----- INFORMATION SHOWN
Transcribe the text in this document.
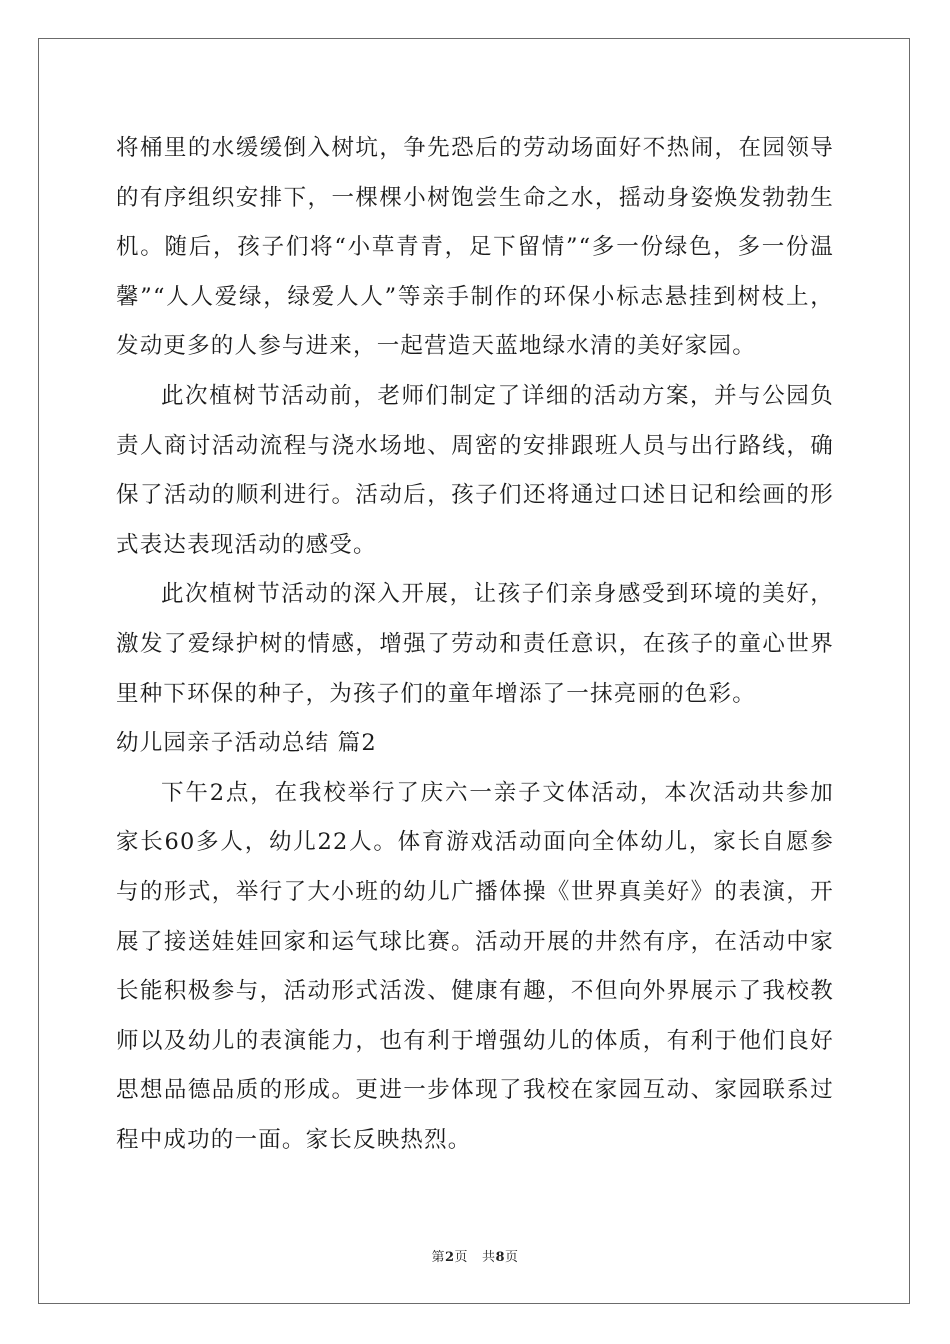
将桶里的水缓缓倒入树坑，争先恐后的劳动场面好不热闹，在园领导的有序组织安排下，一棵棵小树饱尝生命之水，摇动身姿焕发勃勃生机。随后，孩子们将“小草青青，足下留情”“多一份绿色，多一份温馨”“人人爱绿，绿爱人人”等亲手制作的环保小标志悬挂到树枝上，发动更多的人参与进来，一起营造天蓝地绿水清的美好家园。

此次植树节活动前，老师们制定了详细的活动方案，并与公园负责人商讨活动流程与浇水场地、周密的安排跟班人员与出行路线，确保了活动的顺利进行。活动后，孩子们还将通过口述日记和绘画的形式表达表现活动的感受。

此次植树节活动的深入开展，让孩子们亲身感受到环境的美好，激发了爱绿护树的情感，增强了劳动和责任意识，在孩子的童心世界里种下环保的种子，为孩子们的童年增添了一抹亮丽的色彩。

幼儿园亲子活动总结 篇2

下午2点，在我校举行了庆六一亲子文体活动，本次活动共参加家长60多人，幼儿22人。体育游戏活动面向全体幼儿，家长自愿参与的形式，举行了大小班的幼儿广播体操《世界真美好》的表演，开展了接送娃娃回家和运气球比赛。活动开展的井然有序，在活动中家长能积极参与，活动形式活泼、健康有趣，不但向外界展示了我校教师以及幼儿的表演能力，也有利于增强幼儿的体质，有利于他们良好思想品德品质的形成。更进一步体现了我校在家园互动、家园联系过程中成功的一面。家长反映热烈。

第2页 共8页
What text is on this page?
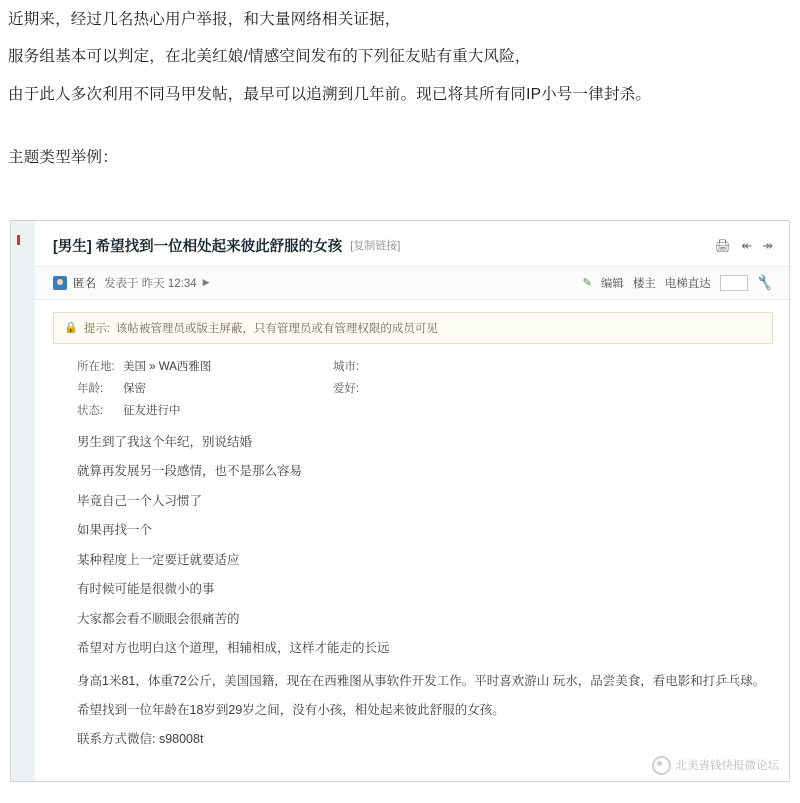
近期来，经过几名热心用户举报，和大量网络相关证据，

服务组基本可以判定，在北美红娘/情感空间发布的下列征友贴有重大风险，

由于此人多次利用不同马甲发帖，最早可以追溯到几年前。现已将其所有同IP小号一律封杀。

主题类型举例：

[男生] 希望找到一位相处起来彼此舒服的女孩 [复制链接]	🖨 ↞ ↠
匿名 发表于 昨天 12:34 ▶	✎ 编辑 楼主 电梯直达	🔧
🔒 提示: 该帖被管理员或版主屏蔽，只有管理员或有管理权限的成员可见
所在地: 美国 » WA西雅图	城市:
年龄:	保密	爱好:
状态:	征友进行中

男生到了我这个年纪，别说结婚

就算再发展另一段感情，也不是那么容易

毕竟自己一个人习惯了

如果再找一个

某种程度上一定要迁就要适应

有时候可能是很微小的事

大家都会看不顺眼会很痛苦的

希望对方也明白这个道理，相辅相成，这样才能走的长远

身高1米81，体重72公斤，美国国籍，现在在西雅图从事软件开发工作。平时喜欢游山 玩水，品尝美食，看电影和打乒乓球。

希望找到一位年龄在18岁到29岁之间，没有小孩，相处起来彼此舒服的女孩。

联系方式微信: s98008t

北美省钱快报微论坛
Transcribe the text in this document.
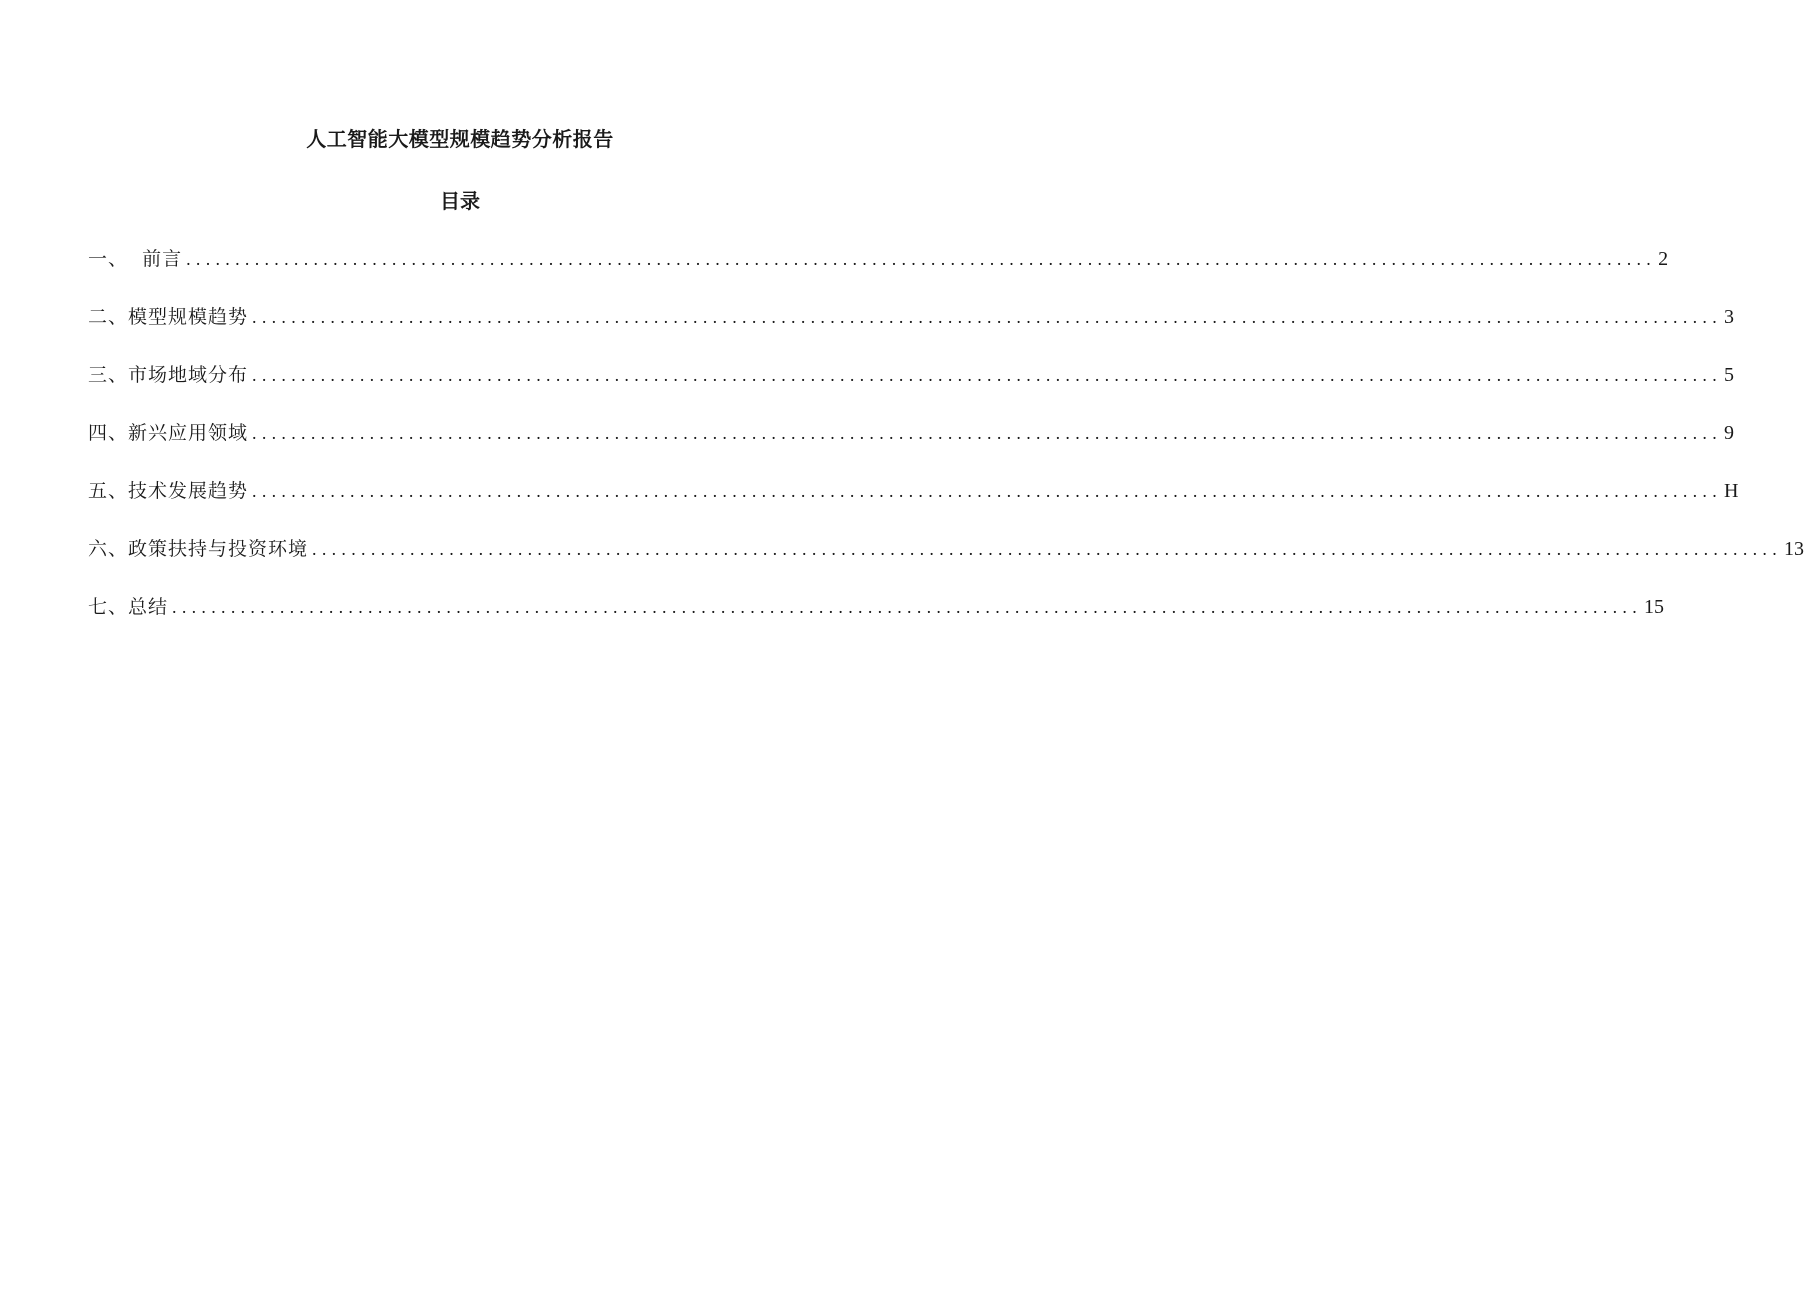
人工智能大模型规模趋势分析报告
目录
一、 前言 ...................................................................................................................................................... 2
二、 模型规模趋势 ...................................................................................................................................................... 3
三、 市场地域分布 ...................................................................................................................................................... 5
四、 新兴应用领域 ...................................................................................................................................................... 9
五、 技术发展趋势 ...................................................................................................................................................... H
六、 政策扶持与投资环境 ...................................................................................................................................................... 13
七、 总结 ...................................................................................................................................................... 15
----------
THE PROBLEM —
All of the records above must be copied exactly, except for the pictures.

CORRECT RESULT —
Transcribe the text in this document.
将桶里的水缓缓倒入树坑，争先恐后的劳动场面好不热闹，在园领导的有序组织安排下，一棵棵小树饱尝生命之水，摇动身姿焕发勃勃生机。随后，孩子们将“小草青青，足下留情”“多一份绿色，多一份温馨”“人人爱绿，绿爱人人”等亲手制作的环保小标志悬挂到树枝上，发动更多的人参与进来，一起营造天蓝地绿水清的美好家园。

此次植树节活动前，老师们制定了详细的活动方案，并与公园负责人商讨活动流程与浇水场地、周密的安排跟班人员与出行路线，确保了活动的顺利进行。活动后，孩子们还将通过口述日记和绘画的形式表达表现活动的感受。

此次植树节活动的深入开展，让孩子们亲身感受到环境的美好，激发了爱绿护树的情感，增强了劳动和责任意识，在孩子的童心世界里种下环保的种子，为孩子们的童年增添了一抹亮丽的色彩。

幼儿园亲子活动总结 篇2

下午2点，在我校举行了庆六一亲子文体活动，本次活动共参加家长60多人，幼儿22人。体育游戏活动面向全体幼儿，家长自愿参与的形式，举行了大小班的幼儿广播体操《世界真美好》的表演，开展了接送娃娃回家和运气球比赛。活动开展的井然有序，在活动中家长能积极参与，活动形式活泼、健康有趣，不但向外界展示了我校教师以及幼儿的表演能力，也有利于增强幼儿的体质，有利于他们良好思想品德品质的形成。更进一步体现了我校在家园互动、家园联系过程中成功的一面。家长反映热烈。

第2页 共8页
What text is on this page?
近期来，经过几名热心用户举报，和大量网络相关证据，

服务组基本可以判定，在北美红娘/情感空间发布的下列征友贴有重大风险，

由于此人多次利用不同马甲发帖，最早可以追溯到几年前。现已将其所有同IP小号一律封杀。

主题类型举例：

[男生] 希望找到一位相处起来彼此舒服的女孩 [复制链接]	🖨 ↞ ↠
匿名 发表于 昨天 12:34 ▶	✎ 编辑 楼主 电梯直达	🔧
🔒 提示: 该帖被管理员或版主屏蔽，只有管理员或有管理权限的成员可见
所在地: 美国 » WA西雅图	城市:
年龄:	保密	爱好:
状态:	征友进行中

男生到了我这个年纪，别说结婚

就算再发展另一段感情，也不是那么容易

毕竟自己一个人习惯了

如果再找一个

某种程度上一定要迁就要适应

有时候可能是很微小的事

大家都会看不顺眼会很痛苦的

希望对方也明白这个道理，相辅相成，这样才能走的长远

身高1米81，体重72公斤，美国国籍，现在在西雅图从事软件开发工作。平时喜欢游山 玩水，品尝美食，看电影和打乒乓球。

希望找到一位年龄在18岁到29岁之间，没有小孩，相处起来彼此舒服的女孩。

联系方式微信: s98008t

北美省钱快报微论坛
Transcribe the text in this document.
人工智能大模型规模趋势分析报告
目录
一、 前言 ...................................................................................................................................................... 2
二、 模型规模趋势 ...................................................................................................................................................... 3
三、 市场地域分布 ...................................................................................................................................................... 5
四、 新兴应用领域 ...................................................................................................................................................... 9
五、 技术发展趋势 ...................................................................................................................................................... H
六、 政策扶持与投资环境 ...................................................................................................................................................... 13
七、 总结 ...................................................................................................................................................... 15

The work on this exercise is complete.